### TEXT SHOWN
--------
But those last few old-timers wouldn’t leave.  Coal miners and their kin are a special breed of strong-willed.  If they can survive the mines, they can survive just about anything.  They used to take shifts in their houses, because as long as someone was home, the government either couldn’t or wouldn’t come along and simply eminent-domain their property away.

When I lived there, Centralia mainly looked like a spread-out, overgrown yard. Almost all the houses had been torn down, except for a few drab gray rebels, standing sentry against the desolation (everything turns gray in coal country, eventually; the dust works its way into your soul, and if you think that’s a poetic metaphor, ask someone who’s lived in eastern Pennsylvania or Kentucky).  All that remained were broad spaces of scrubby grass and thigh-high weeds, traced through with a grid of sparser, gravel-underlaid scrub that had used to be the town’s streets.  You know what a parking lot or driveway looks like when it’s been abandoned?  The whole town.  I remember one empty cave mouth of a garage a little up on the hillside.  The roof and part of the wall had caved in.  You could see the graffiti inside.  It didn’t so much look haunted as it looked like a haunting.
--------
### PROVIDED DATA
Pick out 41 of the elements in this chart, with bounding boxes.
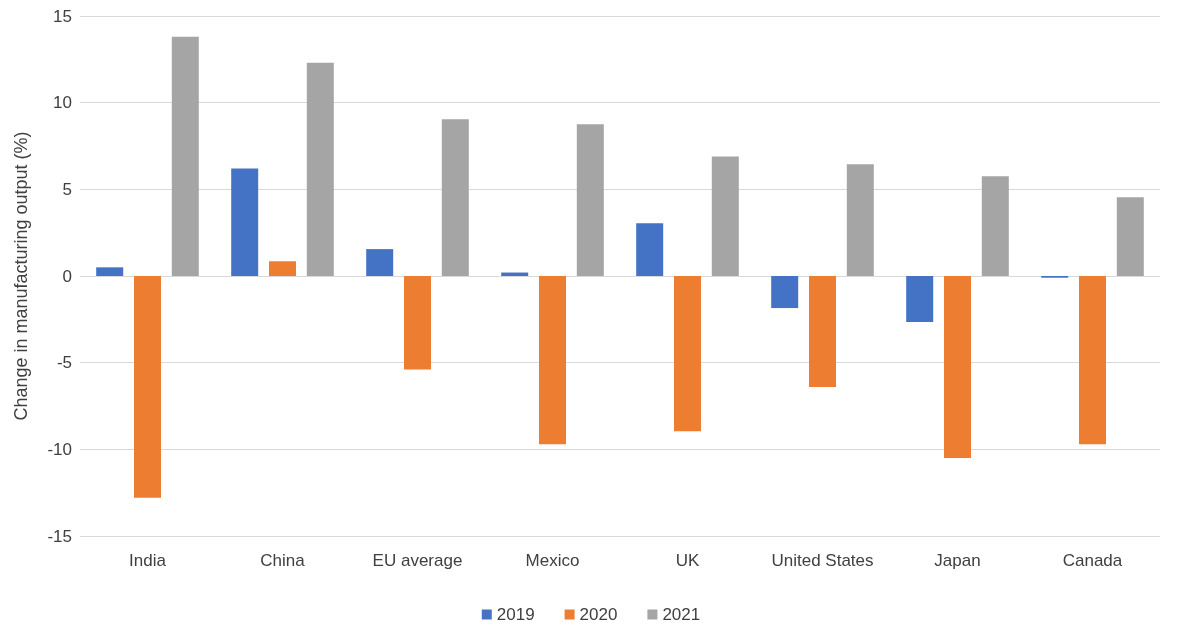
--------
### REQUEST
Please set down, word for word, the part of the Centralia passage that opens with the words containing "But those last" and closes with "their property away.". The lines above are separate from the Centralia passage.

### OUTPUT OF THE EXERCISE
But those last few old-timers wouldn’t leave.  Coal miners and their kin are a special breed of strong-willed.  If they can survive the mines, they can survive just about anything.  They used to take shifts in their houses, because as long as someone was home, the government either couldn’t or wouldn’t come along and simply eminent-domain their property away.